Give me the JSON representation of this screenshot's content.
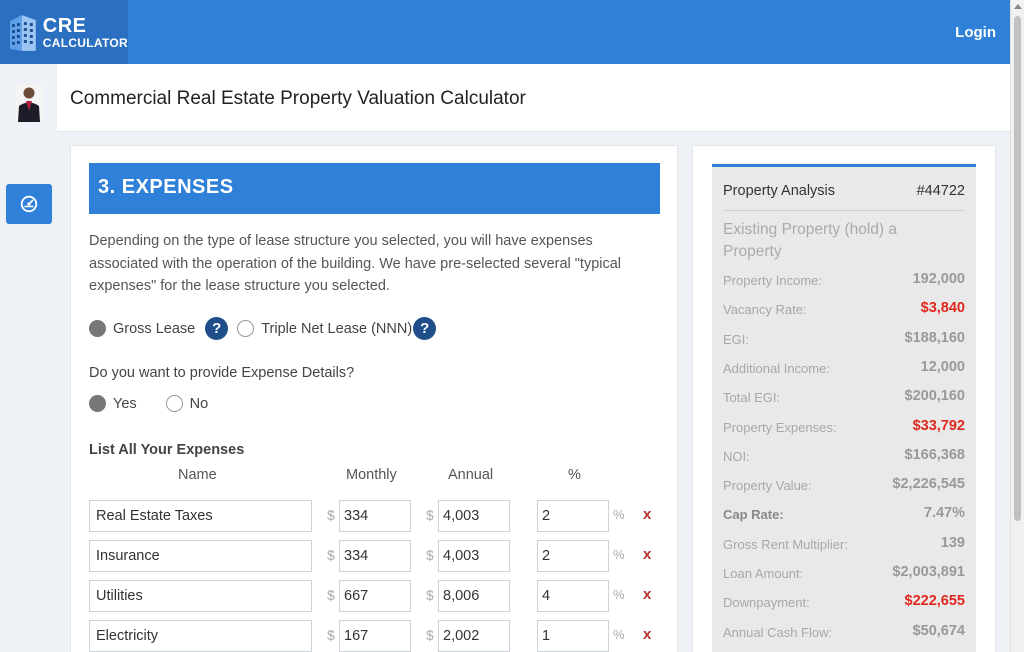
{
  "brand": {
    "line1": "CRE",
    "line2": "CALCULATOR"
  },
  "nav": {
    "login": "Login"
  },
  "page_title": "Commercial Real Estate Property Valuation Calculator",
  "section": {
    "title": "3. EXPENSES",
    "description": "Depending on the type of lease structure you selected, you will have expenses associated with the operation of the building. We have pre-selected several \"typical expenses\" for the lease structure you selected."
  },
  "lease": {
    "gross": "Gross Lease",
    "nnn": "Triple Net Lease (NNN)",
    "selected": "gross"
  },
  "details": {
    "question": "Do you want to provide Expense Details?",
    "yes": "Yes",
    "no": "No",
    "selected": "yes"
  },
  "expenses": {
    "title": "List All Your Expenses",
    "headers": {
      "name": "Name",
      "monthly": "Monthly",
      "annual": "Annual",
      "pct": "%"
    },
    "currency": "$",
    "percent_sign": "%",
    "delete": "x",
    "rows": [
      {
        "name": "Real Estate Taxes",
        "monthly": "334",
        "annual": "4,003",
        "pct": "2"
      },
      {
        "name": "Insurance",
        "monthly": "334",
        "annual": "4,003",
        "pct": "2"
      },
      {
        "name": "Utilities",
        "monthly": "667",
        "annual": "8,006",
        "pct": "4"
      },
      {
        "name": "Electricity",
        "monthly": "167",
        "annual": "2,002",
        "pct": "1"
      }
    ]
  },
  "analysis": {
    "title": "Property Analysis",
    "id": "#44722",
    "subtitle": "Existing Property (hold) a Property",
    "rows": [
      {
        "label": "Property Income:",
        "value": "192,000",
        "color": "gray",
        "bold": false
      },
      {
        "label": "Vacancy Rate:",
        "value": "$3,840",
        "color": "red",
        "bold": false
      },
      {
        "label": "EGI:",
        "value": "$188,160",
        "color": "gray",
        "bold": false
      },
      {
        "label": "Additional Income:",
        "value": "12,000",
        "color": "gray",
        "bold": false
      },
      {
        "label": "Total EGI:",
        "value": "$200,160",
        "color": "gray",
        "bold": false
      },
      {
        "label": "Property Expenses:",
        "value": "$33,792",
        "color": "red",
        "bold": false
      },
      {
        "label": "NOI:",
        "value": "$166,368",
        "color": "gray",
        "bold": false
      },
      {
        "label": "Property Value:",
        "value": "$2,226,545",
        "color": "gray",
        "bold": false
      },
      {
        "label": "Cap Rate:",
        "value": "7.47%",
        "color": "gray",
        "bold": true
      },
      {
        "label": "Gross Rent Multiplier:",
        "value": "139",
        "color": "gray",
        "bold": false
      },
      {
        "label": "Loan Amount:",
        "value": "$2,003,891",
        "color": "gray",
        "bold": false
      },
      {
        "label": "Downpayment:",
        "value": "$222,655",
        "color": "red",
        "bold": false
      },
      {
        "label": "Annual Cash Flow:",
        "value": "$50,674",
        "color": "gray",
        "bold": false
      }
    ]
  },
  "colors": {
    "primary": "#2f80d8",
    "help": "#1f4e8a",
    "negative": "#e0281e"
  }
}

• • • •

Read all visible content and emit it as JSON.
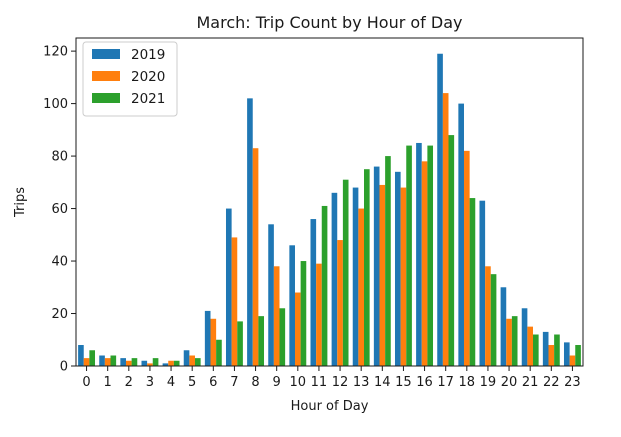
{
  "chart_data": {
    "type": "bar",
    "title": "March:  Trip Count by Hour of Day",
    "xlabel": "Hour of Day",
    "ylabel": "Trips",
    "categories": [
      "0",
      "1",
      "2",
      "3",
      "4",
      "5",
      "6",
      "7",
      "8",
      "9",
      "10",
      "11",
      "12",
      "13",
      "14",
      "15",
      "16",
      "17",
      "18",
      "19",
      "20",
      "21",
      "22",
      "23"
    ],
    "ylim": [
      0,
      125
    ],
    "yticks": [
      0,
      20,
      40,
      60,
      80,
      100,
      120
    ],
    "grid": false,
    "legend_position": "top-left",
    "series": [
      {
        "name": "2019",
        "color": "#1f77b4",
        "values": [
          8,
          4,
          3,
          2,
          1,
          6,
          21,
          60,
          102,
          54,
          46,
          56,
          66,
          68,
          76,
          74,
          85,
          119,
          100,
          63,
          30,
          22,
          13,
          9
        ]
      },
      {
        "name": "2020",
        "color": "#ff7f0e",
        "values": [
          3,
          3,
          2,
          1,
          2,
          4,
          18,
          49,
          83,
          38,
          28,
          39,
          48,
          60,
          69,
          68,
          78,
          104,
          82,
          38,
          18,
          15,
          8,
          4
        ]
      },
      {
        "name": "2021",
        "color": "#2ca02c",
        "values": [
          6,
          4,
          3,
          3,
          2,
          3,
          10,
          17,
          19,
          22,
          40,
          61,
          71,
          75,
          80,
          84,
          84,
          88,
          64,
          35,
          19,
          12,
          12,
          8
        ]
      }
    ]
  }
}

• • • •

INSTRUCTIONS TO FOLLOW: The word "Property" may appear on some lines. Report how many lines hold it, giving the number alone.

COMPLETED EXERCISE: 6